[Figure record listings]

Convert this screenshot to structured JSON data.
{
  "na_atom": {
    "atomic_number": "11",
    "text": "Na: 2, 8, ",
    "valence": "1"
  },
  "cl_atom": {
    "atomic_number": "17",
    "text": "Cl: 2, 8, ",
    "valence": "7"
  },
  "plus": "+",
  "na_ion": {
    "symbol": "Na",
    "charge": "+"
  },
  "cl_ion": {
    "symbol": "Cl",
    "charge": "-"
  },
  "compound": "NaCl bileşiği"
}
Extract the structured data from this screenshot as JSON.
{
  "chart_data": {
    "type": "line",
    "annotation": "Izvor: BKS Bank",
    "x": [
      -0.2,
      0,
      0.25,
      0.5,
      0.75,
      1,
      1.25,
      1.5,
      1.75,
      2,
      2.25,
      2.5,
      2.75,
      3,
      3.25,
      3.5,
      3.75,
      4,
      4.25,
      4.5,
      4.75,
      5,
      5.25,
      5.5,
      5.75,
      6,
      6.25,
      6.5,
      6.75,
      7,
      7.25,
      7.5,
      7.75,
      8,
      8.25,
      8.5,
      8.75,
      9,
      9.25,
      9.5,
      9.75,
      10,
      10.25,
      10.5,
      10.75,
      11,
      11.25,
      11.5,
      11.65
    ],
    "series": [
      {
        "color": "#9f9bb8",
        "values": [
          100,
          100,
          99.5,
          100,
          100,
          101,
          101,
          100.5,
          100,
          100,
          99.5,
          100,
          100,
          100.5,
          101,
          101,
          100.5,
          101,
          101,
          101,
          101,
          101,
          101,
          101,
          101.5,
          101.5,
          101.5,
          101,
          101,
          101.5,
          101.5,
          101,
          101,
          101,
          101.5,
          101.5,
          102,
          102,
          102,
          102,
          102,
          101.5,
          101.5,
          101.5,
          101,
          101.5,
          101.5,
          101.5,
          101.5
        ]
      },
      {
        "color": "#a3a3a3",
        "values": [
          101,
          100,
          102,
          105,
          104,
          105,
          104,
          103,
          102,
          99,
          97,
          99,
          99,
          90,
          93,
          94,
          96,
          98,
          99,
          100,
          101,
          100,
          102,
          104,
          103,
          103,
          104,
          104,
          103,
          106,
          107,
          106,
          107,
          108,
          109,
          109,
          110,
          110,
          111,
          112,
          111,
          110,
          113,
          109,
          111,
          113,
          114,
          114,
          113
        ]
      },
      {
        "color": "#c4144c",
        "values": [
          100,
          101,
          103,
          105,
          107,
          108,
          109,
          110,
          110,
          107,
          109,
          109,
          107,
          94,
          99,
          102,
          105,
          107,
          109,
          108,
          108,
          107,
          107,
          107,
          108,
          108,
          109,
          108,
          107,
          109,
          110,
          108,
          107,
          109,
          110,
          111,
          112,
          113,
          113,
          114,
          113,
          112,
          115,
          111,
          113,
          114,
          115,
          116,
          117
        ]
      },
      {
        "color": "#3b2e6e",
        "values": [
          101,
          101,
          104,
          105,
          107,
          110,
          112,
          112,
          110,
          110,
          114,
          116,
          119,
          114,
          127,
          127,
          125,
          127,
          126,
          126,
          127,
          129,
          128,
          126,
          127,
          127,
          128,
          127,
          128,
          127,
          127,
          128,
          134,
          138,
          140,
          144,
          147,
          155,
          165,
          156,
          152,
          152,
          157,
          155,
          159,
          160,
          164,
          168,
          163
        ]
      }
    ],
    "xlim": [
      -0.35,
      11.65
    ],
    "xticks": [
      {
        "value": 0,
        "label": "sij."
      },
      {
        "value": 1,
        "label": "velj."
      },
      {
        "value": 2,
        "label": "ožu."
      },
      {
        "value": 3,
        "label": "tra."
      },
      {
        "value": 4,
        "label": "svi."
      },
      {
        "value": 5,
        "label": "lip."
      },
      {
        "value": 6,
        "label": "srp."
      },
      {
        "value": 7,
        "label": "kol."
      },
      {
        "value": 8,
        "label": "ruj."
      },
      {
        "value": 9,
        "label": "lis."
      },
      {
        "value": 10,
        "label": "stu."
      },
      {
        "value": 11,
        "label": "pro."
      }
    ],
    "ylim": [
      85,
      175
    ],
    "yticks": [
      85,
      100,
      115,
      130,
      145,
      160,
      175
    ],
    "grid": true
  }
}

• **JOB**:
Return all lines containing "structured".

• **TASK ANSWER**:
Convert this screenshot to structured JSON data.
Extract the structured data from this screenshot as JSON.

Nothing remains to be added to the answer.